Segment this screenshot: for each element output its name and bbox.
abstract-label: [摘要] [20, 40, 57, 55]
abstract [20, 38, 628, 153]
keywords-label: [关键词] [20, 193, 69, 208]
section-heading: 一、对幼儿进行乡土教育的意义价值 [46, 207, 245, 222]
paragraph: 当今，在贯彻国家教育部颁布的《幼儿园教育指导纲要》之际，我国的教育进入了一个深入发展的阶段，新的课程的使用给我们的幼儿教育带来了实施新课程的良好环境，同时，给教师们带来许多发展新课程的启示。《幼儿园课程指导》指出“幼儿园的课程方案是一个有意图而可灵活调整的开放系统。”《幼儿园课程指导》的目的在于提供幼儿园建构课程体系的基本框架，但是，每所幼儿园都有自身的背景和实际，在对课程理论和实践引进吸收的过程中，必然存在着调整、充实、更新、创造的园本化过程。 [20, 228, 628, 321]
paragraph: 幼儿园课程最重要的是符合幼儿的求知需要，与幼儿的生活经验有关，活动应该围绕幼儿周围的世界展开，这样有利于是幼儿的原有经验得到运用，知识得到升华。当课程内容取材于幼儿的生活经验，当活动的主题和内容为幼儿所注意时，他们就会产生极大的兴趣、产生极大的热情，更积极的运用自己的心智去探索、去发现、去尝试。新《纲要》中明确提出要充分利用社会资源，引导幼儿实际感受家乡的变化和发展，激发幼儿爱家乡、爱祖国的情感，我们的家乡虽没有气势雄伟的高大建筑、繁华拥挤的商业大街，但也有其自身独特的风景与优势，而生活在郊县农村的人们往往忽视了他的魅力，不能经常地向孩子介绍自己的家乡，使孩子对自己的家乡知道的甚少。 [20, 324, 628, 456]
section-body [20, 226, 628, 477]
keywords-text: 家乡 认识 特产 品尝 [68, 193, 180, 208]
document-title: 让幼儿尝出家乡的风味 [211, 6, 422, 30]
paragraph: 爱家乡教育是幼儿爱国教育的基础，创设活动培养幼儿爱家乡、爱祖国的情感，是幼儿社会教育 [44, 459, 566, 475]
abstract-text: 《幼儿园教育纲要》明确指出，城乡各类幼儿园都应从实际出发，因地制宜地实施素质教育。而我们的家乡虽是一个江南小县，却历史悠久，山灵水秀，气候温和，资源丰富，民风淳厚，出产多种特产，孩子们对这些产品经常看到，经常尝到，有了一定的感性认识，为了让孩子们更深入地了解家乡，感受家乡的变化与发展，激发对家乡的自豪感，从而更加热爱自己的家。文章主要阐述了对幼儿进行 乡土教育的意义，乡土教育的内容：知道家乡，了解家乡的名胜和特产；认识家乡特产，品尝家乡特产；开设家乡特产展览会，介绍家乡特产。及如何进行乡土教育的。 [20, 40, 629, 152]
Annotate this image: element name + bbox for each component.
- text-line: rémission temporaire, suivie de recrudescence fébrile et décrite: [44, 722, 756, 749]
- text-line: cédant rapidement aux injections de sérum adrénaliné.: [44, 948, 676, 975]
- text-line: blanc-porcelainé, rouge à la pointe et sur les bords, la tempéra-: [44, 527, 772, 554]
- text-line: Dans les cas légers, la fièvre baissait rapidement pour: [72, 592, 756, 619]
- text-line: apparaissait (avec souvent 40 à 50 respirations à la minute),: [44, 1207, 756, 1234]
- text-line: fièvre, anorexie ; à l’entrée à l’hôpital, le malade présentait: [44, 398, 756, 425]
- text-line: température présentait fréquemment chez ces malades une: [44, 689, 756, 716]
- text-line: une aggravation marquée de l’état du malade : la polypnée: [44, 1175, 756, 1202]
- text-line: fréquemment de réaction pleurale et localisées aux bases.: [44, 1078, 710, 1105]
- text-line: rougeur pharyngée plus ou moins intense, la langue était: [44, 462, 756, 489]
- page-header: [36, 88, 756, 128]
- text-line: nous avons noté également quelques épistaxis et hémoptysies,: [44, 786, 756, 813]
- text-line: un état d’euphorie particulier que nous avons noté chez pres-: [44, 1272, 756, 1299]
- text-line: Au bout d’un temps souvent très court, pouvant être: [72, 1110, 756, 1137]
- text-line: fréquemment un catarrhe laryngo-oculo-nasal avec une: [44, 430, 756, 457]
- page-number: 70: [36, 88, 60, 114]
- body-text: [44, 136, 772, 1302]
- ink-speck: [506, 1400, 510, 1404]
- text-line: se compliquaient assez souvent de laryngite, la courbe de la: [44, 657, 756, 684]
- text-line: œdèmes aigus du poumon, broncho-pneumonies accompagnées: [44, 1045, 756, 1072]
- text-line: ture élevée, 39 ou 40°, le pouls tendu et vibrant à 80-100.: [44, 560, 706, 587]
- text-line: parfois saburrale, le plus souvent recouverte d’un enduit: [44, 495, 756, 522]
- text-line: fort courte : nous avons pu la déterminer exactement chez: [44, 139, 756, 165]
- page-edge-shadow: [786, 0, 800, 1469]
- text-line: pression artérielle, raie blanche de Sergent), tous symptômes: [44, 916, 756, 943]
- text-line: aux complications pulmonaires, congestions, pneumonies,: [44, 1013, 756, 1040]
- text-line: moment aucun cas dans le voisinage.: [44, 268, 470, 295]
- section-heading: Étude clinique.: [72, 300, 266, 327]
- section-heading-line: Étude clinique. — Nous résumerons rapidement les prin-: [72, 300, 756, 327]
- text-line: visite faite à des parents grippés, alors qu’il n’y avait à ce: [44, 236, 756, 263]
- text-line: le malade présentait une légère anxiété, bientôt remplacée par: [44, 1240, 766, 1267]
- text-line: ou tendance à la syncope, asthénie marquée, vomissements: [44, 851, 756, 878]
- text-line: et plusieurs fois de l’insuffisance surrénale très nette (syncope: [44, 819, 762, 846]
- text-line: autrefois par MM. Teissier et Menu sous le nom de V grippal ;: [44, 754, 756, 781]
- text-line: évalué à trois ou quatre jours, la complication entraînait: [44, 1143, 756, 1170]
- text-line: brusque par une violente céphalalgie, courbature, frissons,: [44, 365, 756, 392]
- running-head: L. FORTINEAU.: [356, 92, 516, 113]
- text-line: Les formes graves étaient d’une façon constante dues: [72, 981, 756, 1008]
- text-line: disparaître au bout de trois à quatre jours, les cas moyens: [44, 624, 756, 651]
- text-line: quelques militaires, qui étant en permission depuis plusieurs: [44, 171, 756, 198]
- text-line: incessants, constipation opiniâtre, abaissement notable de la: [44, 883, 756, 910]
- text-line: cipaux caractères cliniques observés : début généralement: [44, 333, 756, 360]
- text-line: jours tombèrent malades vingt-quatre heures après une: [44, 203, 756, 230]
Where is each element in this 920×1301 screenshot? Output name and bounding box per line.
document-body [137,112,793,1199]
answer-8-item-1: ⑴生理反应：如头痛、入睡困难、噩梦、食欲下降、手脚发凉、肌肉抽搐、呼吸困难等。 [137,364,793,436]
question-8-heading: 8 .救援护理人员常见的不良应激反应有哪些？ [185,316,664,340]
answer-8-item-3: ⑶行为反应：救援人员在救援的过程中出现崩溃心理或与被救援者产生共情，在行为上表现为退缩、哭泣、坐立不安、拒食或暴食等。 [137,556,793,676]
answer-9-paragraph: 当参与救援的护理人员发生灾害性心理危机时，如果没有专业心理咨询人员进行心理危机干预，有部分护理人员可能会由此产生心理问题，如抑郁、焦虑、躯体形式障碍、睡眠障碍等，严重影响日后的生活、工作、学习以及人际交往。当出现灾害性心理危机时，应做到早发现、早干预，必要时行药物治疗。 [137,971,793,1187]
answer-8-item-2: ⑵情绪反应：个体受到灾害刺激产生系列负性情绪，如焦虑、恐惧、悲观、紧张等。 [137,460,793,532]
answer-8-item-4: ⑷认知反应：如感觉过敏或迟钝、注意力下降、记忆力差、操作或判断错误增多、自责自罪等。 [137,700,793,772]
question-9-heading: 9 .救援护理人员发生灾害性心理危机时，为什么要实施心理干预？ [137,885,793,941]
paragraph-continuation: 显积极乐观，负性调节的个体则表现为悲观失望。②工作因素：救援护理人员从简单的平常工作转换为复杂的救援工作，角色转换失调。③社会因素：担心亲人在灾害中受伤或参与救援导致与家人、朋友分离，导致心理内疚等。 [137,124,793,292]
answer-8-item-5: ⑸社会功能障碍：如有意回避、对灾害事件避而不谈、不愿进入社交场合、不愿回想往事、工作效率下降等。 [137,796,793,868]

....

* [Required task] Rewrite the listing from its first line through the line containing "- text-line: apparaissait", inclusive, replacing "text-line" with "line-item" and leaving everything else unchanged.

* [Written solution]
Segment this screenshot: for each element output its name and bbox.
abstract-label: [摘要] [20, 40, 57, 55]
abstract [20, 38, 628, 153]
keywords-label: [关键词] [20, 193, 69, 208]
section-heading: 一、对幼儿进行乡土教育的意义价值 [46, 207, 245, 222]
paragraph: 当今，在贯彻国家教育部颁布的《幼儿园教育指导纲要》之际，我国的教育进入了一个深入发展的阶段，新的课程的使用给我们的幼儿教育带来了实施新课程的良好环境，同时，给教师们带来许多发展新课程的启示。《幼儿园课程指导》指出“幼儿园的课程方案是一个有意图而可灵活调整的开放系统。”《幼儿园课程指导》的目的在于提供幼儿园建构课程体系的基本框架，但是，每所幼儿园都有自身的背景和实际，在对课程理论和实践引进吸收的过程中，必然存在着调整、充实、更新、创造的园本化过程。 [20, 228, 628, 321]
paragraph: 幼儿园课程最重要的是符合幼儿的求知需要，与幼儿的生活经验有关，活动应该围绕幼儿周围的世界展开，这样有利于是幼儿的原有经验得到运用，知识得到升华。当课程内容取材于幼儿的生活经验，当活动的主题和内容为幼儿所注意时，他们就会产生极大的兴趣、产生极大的热情，更积极的运用自己的心智去探索、去发现、去尝试。新《纲要》中明确提出要充分利用社会资源，引导幼儿实际感受家乡的变化和发展，激发幼儿爱家乡、爱祖国的情感，我们的家乡虽没有气势雄伟的高大建筑、繁华拥挤的商业大街，但也有其自身独特的风景与优势，而生活在郊县农村的人们往往忽视了他的魅力，不能经常地向孩子介绍自己的家乡，使孩子对自己的家乡知道的甚少。 [20, 324, 628, 456]
section-body [20, 226, 628, 477]
keywords-text: 家乡 认识 特产 品尝 [68, 193, 180, 208]
document-title: 让幼儿尝出家乡的风味 [211, 6, 422, 30]
paragraph: 爱家乡教育是幼儿爱国教育的基础，创设活动培养幼儿爱家乡、爱祖国的情感，是幼儿社会教育 [44, 459, 566, 475]
abstract-text: 《幼儿园教育纲要》明确指出，城乡各类幼儿园都应从实际出发，因地制宜地实施素质教育。而我们的家乡虽是一个江南小县，却历史悠久，山灵水秀，气候温和，资源丰富，民风淳厚，出产多种特产，孩子们对这些产品经常看到，经常尝到，有了一定的感性认识，为了让孩子们更深入地了解家乡，感受家乡的变化与发展，激发对家乡的自豪感，从而更加热爱自己的家。文章主要阐述了对幼儿进行 乡土教育的意义，乡土教育的内容：知道家乡，了解家乡的名胜和特产；认识家乡特产，品尝家乡特产；开设家乡特产展览会，介绍家乡特产。及如何进行乡土教育的。 [20, 40, 629, 152]
Annotate this image: element name + bbox for each component.
- line-item: rémission temporaire, suivie de recrudescence fébrile et décrite: [44, 722, 756, 749]
- line-item: cédant rapidement aux injections de sérum adrénaliné.: [44, 948, 676, 975]
- line-item: blanc-porcelainé, rouge à la pointe et sur les bords, la tempéra-: [44, 527, 772, 554]
- line-item: Dans les cas légers, la fièvre baissait rapidement pour: [72, 592, 756, 619]
- line-item: apparaissait (avec souvent 40 à 50 respirations à la minute),: [44, 1207, 756, 1234]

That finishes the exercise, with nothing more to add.